Your assignment ::
Within these entries, which lines include the string "indications"? Copy each one.

★ ★ ★

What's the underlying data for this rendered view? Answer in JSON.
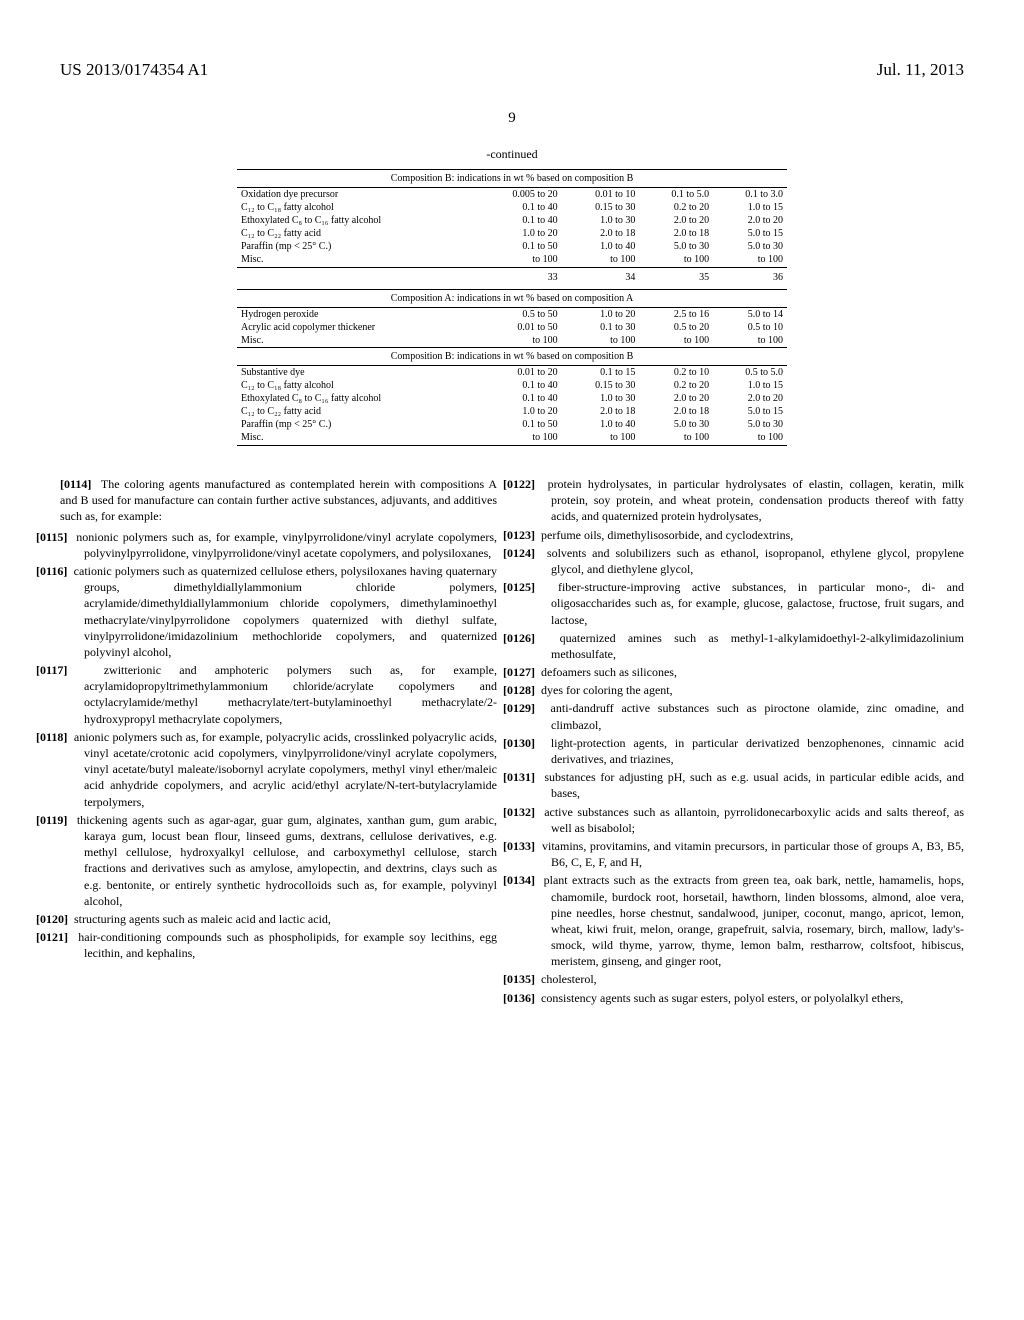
{
  "header": {
    "patent_number": "US 2013/0174354 A1",
    "date": "Jul. 11, 2013"
  },
  "page_number": "9",
  "table": {
    "continued_label": "-continued",
    "section_b_header": "Composition B: indications in wt % based on composition B",
    "section_a_header": "Composition A: indications in wt % based on composition A",
    "part_b_1": {
      "rows": [
        {
          "label": "Oxidation dye precursor",
          "c1": "0.005 to 20",
          "c2": "0.01 to 10",
          "c3": "0.1 to 5.0",
          "c4": "0.1 to 3.0"
        },
        {
          "label": "C₁₂ to C₁₈ fatty alcohol",
          "c1": "0.1 to 40",
          "c2": "0.15 to 30",
          "c3": "0.2 to 20",
          "c4": "1.0 to 15"
        },
        {
          "label": "Ethoxylated C₈ to C₁₆ fatty alcohol",
          "c1": "0.1 to 40",
          "c2": "1.0 to 30",
          "c3": "2.0 to 20",
          "c4": "2.0 to 20"
        },
        {
          "label": "C₁₂ to C₂₂ fatty acid",
          "c1": "1.0 to 20",
          "c2": "2.0 to 18",
          "c3": "2.0 to 18",
          "c4": "5.0 to 15"
        },
        {
          "label": "Paraffin (mp < 25° C.)",
          "c1": "0.1 to 50",
          "c2": "1.0 to 40",
          "c3": "5.0 to 30",
          "c4": "5.0 to 30"
        },
        {
          "label": "Misc.",
          "c1": "to 100",
          "c2": "to 100",
          "c3": "to 100",
          "c4": "to 100"
        }
      ]
    },
    "col_numbers": {
      "c1": "33",
      "c2": "34",
      "c3": "35",
      "c4": "36"
    },
    "part_a": {
      "rows": [
        {
          "label": "Hydrogen peroxide",
          "c1": "0.5 to 50",
          "c2": "1.0 to 20",
          "c3": "2.5 to 16",
          "c4": "5.0 to 14"
        },
        {
          "label": "Acrylic acid copolymer thickener",
          "c1": "0.01 to 50",
          "c2": "0.1 to 30",
          "c3": "0.5 to 20",
          "c4": "0.5 to 10"
        },
        {
          "label": "Misc.",
          "c1": "to 100",
          "c2": "to 100",
          "c3": "to 100",
          "c4": "to 100"
        }
      ]
    },
    "part_b_2": {
      "rows": [
        {
          "label": "Substantive dye",
          "c1": "0.01 to 20",
          "c2": "0.1 to 15",
          "c3": "0.2 to 10",
          "c4": "0.5 to 5.0"
        },
        {
          "label": "C₁₂ to C₁₈ fatty alcohol",
          "c1": "0.1 to 40",
          "c2": "0.15 to 30",
          "c3": "0.2 to 20",
          "c4": "1.0 to 15"
        },
        {
          "label": "Ethoxylated C₈ to C₁₆ fatty alcohol",
          "c1": "0.1 to 40",
          "c2": "1.0 to 30",
          "c3": "2.0 to 20",
          "c4": "2.0 to 20"
        },
        {
          "label": "C₁₂ to C₂₂ fatty acid",
          "c1": "1.0 to 20",
          "c2": "2.0 to 18",
          "c3": "2.0 to 18",
          "c4": "5.0 to 15"
        },
        {
          "label": "Paraffin (mp < 25° C.)",
          "c1": "0.1 to 50",
          "c2": "1.0 to 40",
          "c3": "5.0 to 30",
          "c4": "5.0 to 30"
        },
        {
          "label": "Misc.",
          "c1": "to 100",
          "c2": "to 100",
          "c3": "to 100",
          "c4": "to 100"
        }
      ]
    }
  },
  "paragraphs": {
    "p0114": {
      "num": "[0114]",
      "text": "The coloring agents manufactured as contemplated herein with compositions A and B used for manufacture can contain further active substances, adjuvants, and additives such as, for example:"
    },
    "p0115": {
      "num": "[0115]",
      "text": "nonionic polymers such as, for example, vinylpyrrolidone/vinyl acrylate copolymers, polyvinylpyrrolidone, vinylpyrrolidone/vinyl acetate copolymers, and polysiloxanes,"
    },
    "p0116": {
      "num": "[0116]",
      "text": "cationic polymers such as quaternized cellulose ethers, polysiloxanes having quaternary groups, dimethyldiallylammonium chloride polymers, acrylamide/dimethyldiallylammonium chloride copolymers, dimethylaminoethyl methacrylate/vinylpyrrolidone copolymers quaternized with diethyl sulfate, vinylpyrrolidone/imidazolinium methochloride copolymers, and quaternized polyvinyl alcohol,"
    },
    "p0117": {
      "num": "[0117]",
      "text": "zwitterionic and amphoteric polymers such as, for example, acrylamidopropyltrimethylammonium chloride/acrylate copolymers and octylacrylamide/methyl methacrylate/tert-butylaminoethyl methacrylate/2-hydroxypropyl methacrylate copolymers,"
    },
    "p0118": {
      "num": "[0118]",
      "text": "anionic polymers such as, for example, polyacrylic acids, crosslinked polyacrylic acids, vinyl acetate/crotonic acid copolymers, vinylpyrrolidone/vinyl acrylate copolymers, vinyl acetate/butyl maleate/isobornyl acrylate copolymers, methyl vinyl ether/maleic acid anhydride copolymers, and acrylic acid/ethyl acrylate/N-tert-butylacrylamide terpolymers,"
    },
    "p0119": {
      "num": "[0119]",
      "text": "thickening agents such as agar-agar, guar gum, alginates, xanthan gum, gum arabic, karaya gum, locust bean flour, linseed gums, dextrans, cellulose derivatives, e.g. methyl cellulose, hydroxyalkyl cellulose, and carboxymethyl cellulose, starch fractions and derivatives such as amylose, amylopectin, and dextrins, clays such as e.g. bentonite, or entirely synthetic hydrocolloids such as, for example, polyvinyl alcohol,"
    },
    "p0120": {
      "num": "[0120]",
      "text": "structuring agents such as maleic acid and lactic acid,"
    },
    "p0121": {
      "num": "[0121]",
      "text": "hair-conditioning compounds such as phospholipids, for example soy lecithins, egg lecithin, and kephalins,"
    },
    "p0122": {
      "num": "[0122]",
      "text": "protein hydrolysates, in particular hydrolysates of elastin, collagen, keratin, milk protein, soy protein, and wheat protein, condensation products thereof with fatty acids, and quaternized protein hydrolysates,"
    },
    "p0123": {
      "num": "[0123]",
      "text": "perfume oils, dimethylisosorbide, and cyclodextrins,"
    },
    "p0124": {
      "num": "[0124]",
      "text": "solvents and solubilizers such as ethanol, isopropanol, ethylene glycol, propylene glycol, and diethylene glycol,"
    },
    "p0125": {
      "num": "[0125]",
      "text": "fiber-structure-improving active substances, in particular mono-, di- and oligosaccharides such as, for example, glucose, galactose, fructose, fruit sugars, and lactose,"
    },
    "p0126": {
      "num": "[0126]",
      "text": "quaternized amines such as methyl-1-alkylamidoethyl-2-alkylimidazolinium methosulfate,"
    },
    "p0127": {
      "num": "[0127]",
      "text": "defoamers such as silicones,"
    },
    "p0128": {
      "num": "[0128]",
      "text": "dyes for coloring the agent,"
    },
    "p0129": {
      "num": "[0129]",
      "text": "anti-dandruff active substances such as piroctone olamide, zinc omadine, and climbazol,"
    },
    "p0130": {
      "num": "[0130]",
      "text": "light-protection agents, in particular derivatized benzophenones, cinnamic acid derivatives, and triazines,"
    },
    "p0131": {
      "num": "[0131]",
      "text": "substances for adjusting pH, such as e.g. usual acids, in particular edible acids, and bases,"
    },
    "p0132": {
      "num": "[0132]",
      "text": "active substances such as allantoin, pyrrolidonecarboxylic acids and salts thereof, as well as bisabolol;"
    },
    "p0133": {
      "num": "[0133]",
      "text": "vitamins, provitamins, and vitamin precursors, in particular those of groups A, B3, B5, B6, C, E, F, and H,"
    },
    "p0134": {
      "num": "[0134]",
      "text": "plant extracts such as the extracts from green tea, oak bark, nettle, hamamelis, hops, chamomile, burdock root, horsetail, hawthorn, linden blossoms, almond, aloe vera, pine needles, horse chestnut, sandalwood, juniper, coconut, mango, apricot, lemon, wheat, kiwi fruit, melon, orange, grapefruit, salvia, rosemary, birch, mallow, lady's-smock, wild thyme, yarrow, thyme, lemon balm, restharrow, coltsfoot, hibiscus, meristem, ginseng, and ginger root,"
    },
    "p0135": {
      "num": "[0135]",
      "text": "cholesterol,"
    },
    "p0136": {
      "num": "[0136]",
      "text": "consistency agents such as sugar esters, polyol esters, or polyolalkyl ethers,"
    }
  }
}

★ ★ ★

Reply to the exercise ::
    "section_b_header": "Composition B: indications in wt % based on composition B",
    "section_a_header": "Composition A: indications in wt % based on composition A",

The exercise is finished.